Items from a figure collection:
******************************
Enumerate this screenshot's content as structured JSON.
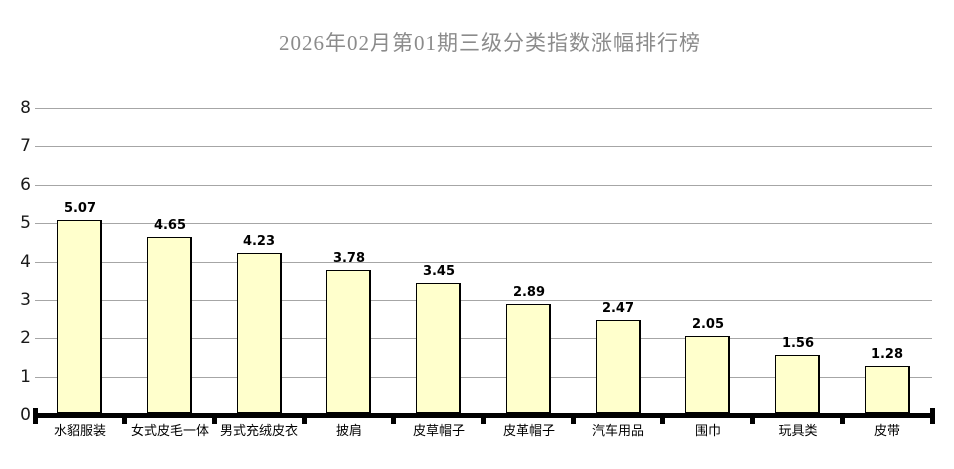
{
  "title": "2026年02月第01期三级分类指数涨幅排行榜",
  "chart_data": {
    "type": "bar",
    "title": "2026年02月第01期三级分类指数涨幅排行榜",
    "categories": [
      "水貂服装",
      "女式皮毛一体",
      "男式充绒皮衣",
      "披肩",
      "皮草帽子",
      "皮革帽子",
      "汽车用品",
      "围巾",
      "玩具类",
      "皮带"
    ],
    "values": [
      5.07,
      4.65,
      4.23,
      3.78,
      3.45,
      2.89,
      2.47,
      2.05,
      1.56,
      1.28
    ],
    "value_labels": [
      "5.07",
      "4.65",
      "4.23",
      "3.78",
      "3.45",
      "2.89",
      "2.47",
      "2.05",
      "1.56",
      "1.28"
    ],
    "xlabel": "",
    "ylabel": "",
    "ylim": [
      0,
      8
    ],
    "yticks": [
      0,
      1,
      2,
      3,
      4,
      5,
      6,
      7,
      8
    ],
    "grid": true,
    "legend": "none",
    "colors": {
      "bar_fill": "#ffffcc",
      "bar_border": "#000000",
      "grid_line": "#a6a6a6",
      "axis_line": "#000000",
      "title_text": "#8b8b8b",
      "label_text": "#000000",
      "background": "#ffffff"
    }
  }
}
******************************
*EXERCISE AIM*
Copy every record character for character. Skip the pictures.

*CORRECT ANSWER*
Enumerate this screenshot's content as structured JSON.
{
  "title": "2026年02月第01期三级分类指数涨幅排行榜",
  "chart_data": {
    "type": "bar",
    "title": "2026年02月第01期三级分类指数涨幅排行榜",
    "categories": [
      "水貂服装",
      "女式皮毛一体",
      "男式充绒皮衣",
      "披肩",
      "皮草帽子",
      "皮革帽子",
      "汽车用品",
      "围巾",
      "玩具类",
      "皮带"
    ],
    "values": [
      5.07,
      4.65,
      4.23,
      3.78,
      3.45,
      2.89,
      2.47,
      2.05,
      1.56,
      1.28
    ],
    "value_labels": [
      "5.07",
      "4.65",
      "4.23",
      "3.78",
      "3.45",
      "2.89",
      "2.47",
      "2.05",
      "1.56",
      "1.28"
    ],
    "xlabel": "",
    "ylabel": "",
    "ylim": [
      0,
      8
    ],
    "yticks": [
      0,
      1,
      2,
      3,
      4,
      5,
      6,
      7,
      8
    ],
    "grid": true,
    "legend": "none",
    "colors": {
      "bar_fill": "#ffffcc",
      "bar_border": "#000000",
      "grid_line": "#a6a6a6",
      "axis_line": "#000000",
      "title_text": "#8b8b8b",
      "label_text": "#000000",
      "background": "#ffffff"
    }
  }
}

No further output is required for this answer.